[TASK TO CARRY OUT]: Once you have read the listing, print all of it word for word.
::::
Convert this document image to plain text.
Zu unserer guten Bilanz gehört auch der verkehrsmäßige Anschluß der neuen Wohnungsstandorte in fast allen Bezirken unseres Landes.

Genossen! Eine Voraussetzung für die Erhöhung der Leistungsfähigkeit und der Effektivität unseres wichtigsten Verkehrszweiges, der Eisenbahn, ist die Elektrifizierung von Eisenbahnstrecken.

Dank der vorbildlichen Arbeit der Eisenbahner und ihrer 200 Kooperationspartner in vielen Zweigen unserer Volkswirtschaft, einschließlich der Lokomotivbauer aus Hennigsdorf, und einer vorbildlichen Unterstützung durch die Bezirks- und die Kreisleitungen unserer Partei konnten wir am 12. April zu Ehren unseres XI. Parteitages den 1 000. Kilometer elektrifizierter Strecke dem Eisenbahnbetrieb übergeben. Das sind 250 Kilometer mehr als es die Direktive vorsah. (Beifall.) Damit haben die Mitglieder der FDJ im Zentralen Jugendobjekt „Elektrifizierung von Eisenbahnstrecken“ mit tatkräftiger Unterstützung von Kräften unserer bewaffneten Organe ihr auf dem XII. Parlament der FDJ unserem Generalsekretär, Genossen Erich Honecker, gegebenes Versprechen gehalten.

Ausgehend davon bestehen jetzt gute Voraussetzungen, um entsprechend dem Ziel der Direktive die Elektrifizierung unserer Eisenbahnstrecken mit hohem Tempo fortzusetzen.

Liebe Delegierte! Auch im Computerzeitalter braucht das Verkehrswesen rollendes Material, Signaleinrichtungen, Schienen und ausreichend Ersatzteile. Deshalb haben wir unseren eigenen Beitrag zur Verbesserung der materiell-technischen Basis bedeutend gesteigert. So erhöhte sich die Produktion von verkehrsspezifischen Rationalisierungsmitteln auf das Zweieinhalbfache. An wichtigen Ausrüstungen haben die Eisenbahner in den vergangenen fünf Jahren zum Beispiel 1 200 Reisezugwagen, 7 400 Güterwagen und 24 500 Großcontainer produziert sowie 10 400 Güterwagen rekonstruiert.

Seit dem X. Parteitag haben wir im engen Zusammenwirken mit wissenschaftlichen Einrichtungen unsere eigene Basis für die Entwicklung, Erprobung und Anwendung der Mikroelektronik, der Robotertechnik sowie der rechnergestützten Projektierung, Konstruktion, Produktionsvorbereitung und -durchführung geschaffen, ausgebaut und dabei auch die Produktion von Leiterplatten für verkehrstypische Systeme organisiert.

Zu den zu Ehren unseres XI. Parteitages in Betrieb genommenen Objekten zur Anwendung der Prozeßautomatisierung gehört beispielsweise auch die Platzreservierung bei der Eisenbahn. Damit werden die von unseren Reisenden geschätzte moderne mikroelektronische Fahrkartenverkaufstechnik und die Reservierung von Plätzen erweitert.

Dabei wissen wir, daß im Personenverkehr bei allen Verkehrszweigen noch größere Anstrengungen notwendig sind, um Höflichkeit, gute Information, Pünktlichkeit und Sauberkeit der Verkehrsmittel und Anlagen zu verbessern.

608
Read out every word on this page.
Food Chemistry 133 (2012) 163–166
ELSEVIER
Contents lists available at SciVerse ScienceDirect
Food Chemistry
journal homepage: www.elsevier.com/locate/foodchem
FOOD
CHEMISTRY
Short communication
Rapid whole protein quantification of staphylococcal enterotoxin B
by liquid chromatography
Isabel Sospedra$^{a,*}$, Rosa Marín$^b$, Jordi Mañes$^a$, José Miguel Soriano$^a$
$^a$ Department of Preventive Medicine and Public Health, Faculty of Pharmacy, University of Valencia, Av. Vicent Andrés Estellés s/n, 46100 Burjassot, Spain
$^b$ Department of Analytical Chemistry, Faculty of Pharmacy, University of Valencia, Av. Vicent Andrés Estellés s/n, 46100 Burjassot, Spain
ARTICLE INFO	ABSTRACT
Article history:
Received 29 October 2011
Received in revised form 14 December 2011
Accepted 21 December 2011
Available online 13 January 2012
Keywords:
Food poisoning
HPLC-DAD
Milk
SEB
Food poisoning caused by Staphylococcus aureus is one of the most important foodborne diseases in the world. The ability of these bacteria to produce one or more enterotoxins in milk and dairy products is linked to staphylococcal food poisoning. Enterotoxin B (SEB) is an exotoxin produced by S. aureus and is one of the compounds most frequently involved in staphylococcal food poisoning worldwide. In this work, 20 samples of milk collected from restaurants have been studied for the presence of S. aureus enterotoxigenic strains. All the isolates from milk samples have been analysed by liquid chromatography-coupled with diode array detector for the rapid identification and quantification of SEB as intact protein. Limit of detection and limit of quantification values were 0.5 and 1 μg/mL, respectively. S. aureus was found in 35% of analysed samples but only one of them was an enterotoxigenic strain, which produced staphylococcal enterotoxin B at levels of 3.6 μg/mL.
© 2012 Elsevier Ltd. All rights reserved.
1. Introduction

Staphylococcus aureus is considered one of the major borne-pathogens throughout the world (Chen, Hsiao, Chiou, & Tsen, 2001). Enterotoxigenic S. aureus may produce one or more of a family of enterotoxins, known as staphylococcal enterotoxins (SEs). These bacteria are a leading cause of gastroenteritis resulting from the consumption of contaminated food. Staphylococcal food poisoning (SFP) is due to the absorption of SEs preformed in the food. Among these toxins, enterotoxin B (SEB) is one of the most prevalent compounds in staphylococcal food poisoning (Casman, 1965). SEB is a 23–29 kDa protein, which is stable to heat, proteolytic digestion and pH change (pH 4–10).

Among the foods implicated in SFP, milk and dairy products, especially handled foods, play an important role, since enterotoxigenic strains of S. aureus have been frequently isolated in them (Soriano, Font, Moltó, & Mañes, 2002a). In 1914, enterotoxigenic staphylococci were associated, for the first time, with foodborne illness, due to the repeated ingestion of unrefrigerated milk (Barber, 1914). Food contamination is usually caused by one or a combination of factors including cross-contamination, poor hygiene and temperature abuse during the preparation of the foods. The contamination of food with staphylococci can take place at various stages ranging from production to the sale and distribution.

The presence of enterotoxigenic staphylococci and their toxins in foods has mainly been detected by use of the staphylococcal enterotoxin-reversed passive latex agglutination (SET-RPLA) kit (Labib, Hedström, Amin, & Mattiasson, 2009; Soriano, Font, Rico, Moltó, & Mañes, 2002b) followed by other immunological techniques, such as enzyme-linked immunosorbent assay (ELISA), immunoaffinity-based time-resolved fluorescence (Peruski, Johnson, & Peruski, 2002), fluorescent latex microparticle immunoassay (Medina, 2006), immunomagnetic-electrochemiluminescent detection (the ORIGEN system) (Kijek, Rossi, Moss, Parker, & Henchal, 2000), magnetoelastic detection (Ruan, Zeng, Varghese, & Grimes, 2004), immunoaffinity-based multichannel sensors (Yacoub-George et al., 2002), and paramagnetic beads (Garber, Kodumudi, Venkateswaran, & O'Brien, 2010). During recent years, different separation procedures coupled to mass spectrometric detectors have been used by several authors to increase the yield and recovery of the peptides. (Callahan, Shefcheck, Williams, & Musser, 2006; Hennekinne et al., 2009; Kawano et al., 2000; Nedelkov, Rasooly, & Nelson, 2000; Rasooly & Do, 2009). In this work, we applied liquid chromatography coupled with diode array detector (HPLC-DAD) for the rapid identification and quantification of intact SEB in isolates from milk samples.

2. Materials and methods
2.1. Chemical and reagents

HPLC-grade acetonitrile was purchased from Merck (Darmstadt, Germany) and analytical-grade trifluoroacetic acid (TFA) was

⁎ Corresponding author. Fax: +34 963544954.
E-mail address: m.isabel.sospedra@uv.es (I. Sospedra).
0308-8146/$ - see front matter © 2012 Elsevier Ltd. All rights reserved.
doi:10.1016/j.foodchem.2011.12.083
::::
[ANSWER]:
Convert this document image to plain text.
Zu unserer guten Bilanz gehört auch der verkehrsmäßige Anschluß der neuen Wohnungsstandorte in fast allen Bezirken unseres Landes.

Genossen! Eine Voraussetzung für die Erhöhung der Leistungsfähigkeit und der Effektivität unseres wichtigsten Verkehrszweiges, der Eisenbahn, ist die Elektrifizierung von Eisenbahnstrecken.

Dank der vorbildlichen Arbeit der Eisenbahner und ihrer 200 Kooperationspartner in vielen Zweigen unserer Volkswirtschaft, einschließlich der Lokomotivbauer aus Hennigsdorf, und einer vorbildlichen Unterstützung durch die Bezirks- und die Kreisleitungen unserer Partei konnten wir am 12. April zu Ehren unseres XI. Parteitages den 1 000. Kilometer elektrifizierter Strecke dem Eisenbahnbetrieb übergeben. Das sind 250 Kilometer mehr als es die Direktive vorsah. (Beifall.) Damit haben die Mitglieder der FDJ im Zentralen Jugendobjekt „Elektrifizierung von Eisenbahnstrecken“ mit tatkräftiger Unterstützung von Kräften unserer bewaffneten Organe ihr auf dem XII. Parlament der FDJ unserem Generalsekretär, Genossen Erich Honecker, gegebenes Versprechen gehalten.

Ausgehend davon bestehen jetzt gute Voraussetzungen, um entsprechend dem Ziel der Direktive die Elektrifizierung unserer Eisenbahnstrecken mit hohem Tempo fortzusetzen.

Liebe Delegierte! Auch im Computerzeitalter braucht das Verkehrswesen rollendes Material, Signaleinrichtungen, Schienen und ausreichend Ersatzteile. Deshalb haben wir unseren eigenen Beitrag zur Verbesserung der materiell-technischen Basis bedeutend gesteigert. So erhöhte sich die Produktion von verkehrsspezifischen Rationalisierungsmitteln auf das Zweieinhalbfache. An wichtigen Ausrüstungen haben die Eisenbahner in den vergangenen fünf Jahren zum Beispiel 1 200 Reisezugwagen, 7 400 Güterwagen und 24 500 Großcontainer produziert sowie 10 400 Güterwagen rekonstruiert.

Seit dem X. Parteitag haben wir im engen Zusammenwirken mit wissenschaftlichen Einrichtungen unsere eigene Basis für die Entwicklung, Erprobung und Anwendung der Mikroelektronik, der Robotertechnik sowie der rechnergestützten Projektierung, Konstruktion, Produktionsvorbereitung und -durchführung geschaffen, ausgebaut und dabei auch die Produktion von Leiterplatten für verkehrstypische Systeme organisiert.

Zu den zu Ehren unseres XI. Parteitages in Betrieb genommenen Objekten zur Anwendung der Prozeßautomatisierung gehört beispielsweise auch die Platzreservierung bei der Eisenbahn. Damit werden die von unseren Reisenden geschätzte moderne mikroelektronische Fahrkartenverkaufstechnik und die Reservierung von Plätzen erweitert.

Dabei wissen wir, daß im Personenverkehr bei allen Verkehrszweigen noch größere Anstrengungen notwendig sind, um Höflichkeit, gute Information, Pünktlichkeit und Sauberkeit der Verkehrsmittel und Anlagen zu verbessern.

608
Read out every word on this page.
Food Chemistry 133 (2012) 163–166
ELSEVIER
Contents lists available at SciVerse ScienceDirect
Food Chemistry
journal homepage: www.elsevier.com/locate/foodchem
FOOD
CHEMISTRY
Short communication
Rapid whole protein quantification of staphylococcal enterotoxin B
by liquid chromatography
Isabel Sospedra$^{a,*}$, Rosa Marín$^b$, Jordi Mañes$^a$, José Miguel Soriano$^a$
$^a$ Department of Preventive Medicine and Public Health, Faculty of Pharmacy, University of Valencia, Av. Vicent Andrés Estellés s/n, 46100 Burjassot, Spain
$^b$ Department of Analytical Chemistry, Faculty of Pharmacy, University of Valencia, Av. Vicent Andrés Estellés s/n, 46100 Burjassot, Spain
ARTICLE INFO	ABSTRACT
Article history:
Received 29 October 2011
Received in revised form 14 December 2011
Accepted 21 December 2011
Available online 13 January 2012
Keywords:
Food poisoning
HPLC-DAD
Milk
SEB
Food poisoning caused by Staphylococcus aureus is one of the most important foodborne diseases in the world. The ability of these bacteria to produce one or more enterotoxins in milk and dairy products is linked to staphylococcal food poisoning. Enterotoxin B (SEB) is an exotoxin produced by S. aureus and is one of the compounds most frequently involved in staphylococcal food poisoning worldwide. In this work, 20 samples of milk collected from restaurants have been studied for the presence of S. aureus enterotoxigenic strains. All the isolates from milk samples have been analysed by liquid chromatography-coupled with diode array detector for the rapid identification and quantification of SEB as intact protein. Limit of detection and limit of quantification values were 0.5 and 1 μg/mL, respectively. S. aureus was found in 35% of analysed samples but only one of them was an enterotoxigenic strain, which produced staphylococcal enterotoxin B at levels of 3.6 μg/mL.
© 2012 Elsevier Ltd. All rights reserved.
1. Introduction

Staphylococcus aureus is considered one of the major borne-pathogens throughout the world (Chen, Hsiao, Chiou, & Tsen, 2001). Enterotoxigenic S. aureus may produce one or more of a family of enterotoxins, known as staphylococcal enterotoxins (SEs). These bacteria are a leading cause of gastroenteritis resulting from the consumption of contaminated food. Staphylococcal food poisoning (SFP) is due to the absorption of SEs preformed in the food. Among these toxins, enterotoxin B (SEB) is one of the most prevalent compounds in staphylococcal food poisoning (Casman, 1965). SEB is a 23–29 kDa protein, which is stable to heat, proteolytic digestion and pH change (pH 4–10).

Among the foods implicated in SFP, milk and dairy products, especially handled foods, play an important role, since enterotoxigenic strains of S. aureus have been frequently isolated in them (Soriano, Font, Moltó, & Mañes, 2002a). In 1914, enterotoxigenic staphylococci were associated, for the first time, with foodborne illness, due to the repeated ingestion of unrefrigerated milk (Barber, 1914). Food contamination is usually caused by one or a combination of factors including cross-contamination, poor hygiene and temperature abuse during the preparation of the foods. The contamination of food with staphylococci can take place at various stages ranging from production to the sale and distribution.

The presence of enterotoxigenic staphylococci and their toxins in foods has mainly been detected by use of the staphylococcal enterotoxin-reversed passive latex agglutination (SET-RPLA) kit (Labib, Hedström, Amin, & Mattiasson, 2009; Soriano, Font, Rico, Moltó, & Mañes, 2002b) followed by other immunological techniques, such as enzyme-linked immunosorbent assay (ELISA), immunoaffinity-based time-resolved fluorescence (Peruski, Johnson, & Peruski, 2002), fluorescent latex microparticle immunoassay (Medina, 2006), immunomagnetic-electrochemiluminescent detection (the ORIGEN system) (Kijek, Rossi, Moss, Parker, & Henchal, 2000), magnetoelastic detection (Ruan, Zeng, Varghese, & Grimes, 2004), immunoaffinity-based multichannel sensors (Yacoub-George et al., 2002), and paramagnetic beads (Garber, Kodumudi, Venkateswaran, & O'Brien, 2010). During recent years, different separation procedures coupled to mass spectrometric detectors have been used by several authors to increase the yield and recovery of the peptides. (Callahan, Shefcheck, Williams, & Musser, 2006; Hennekinne et al., 2009; Kawano et al., 2000; Nedelkov, Rasooly, & Nelson, 2000; Rasooly & Do, 2009). In this work, we applied liquid chromatography coupled with diode array detector (HPLC-DAD) for the rapid identification and quantification of intact SEB in isolates from milk samples.

2. Materials and methods
2.1. Chemical and reagents

HPLC-grade acetonitrile was purchased from Merck (Darmstadt, Germany) and analytical-grade trifluoroacetic acid (TFA) was

⁎ Corresponding author. Fax: +34 963544954.
E-mail address: m.isabel.sospedra@uv.es (I. Sospedra).
0308-8146/$ - see front matter © 2012 Elsevier Ltd. All rights reserved.
doi:10.1016/j.foodchem.2011.12.083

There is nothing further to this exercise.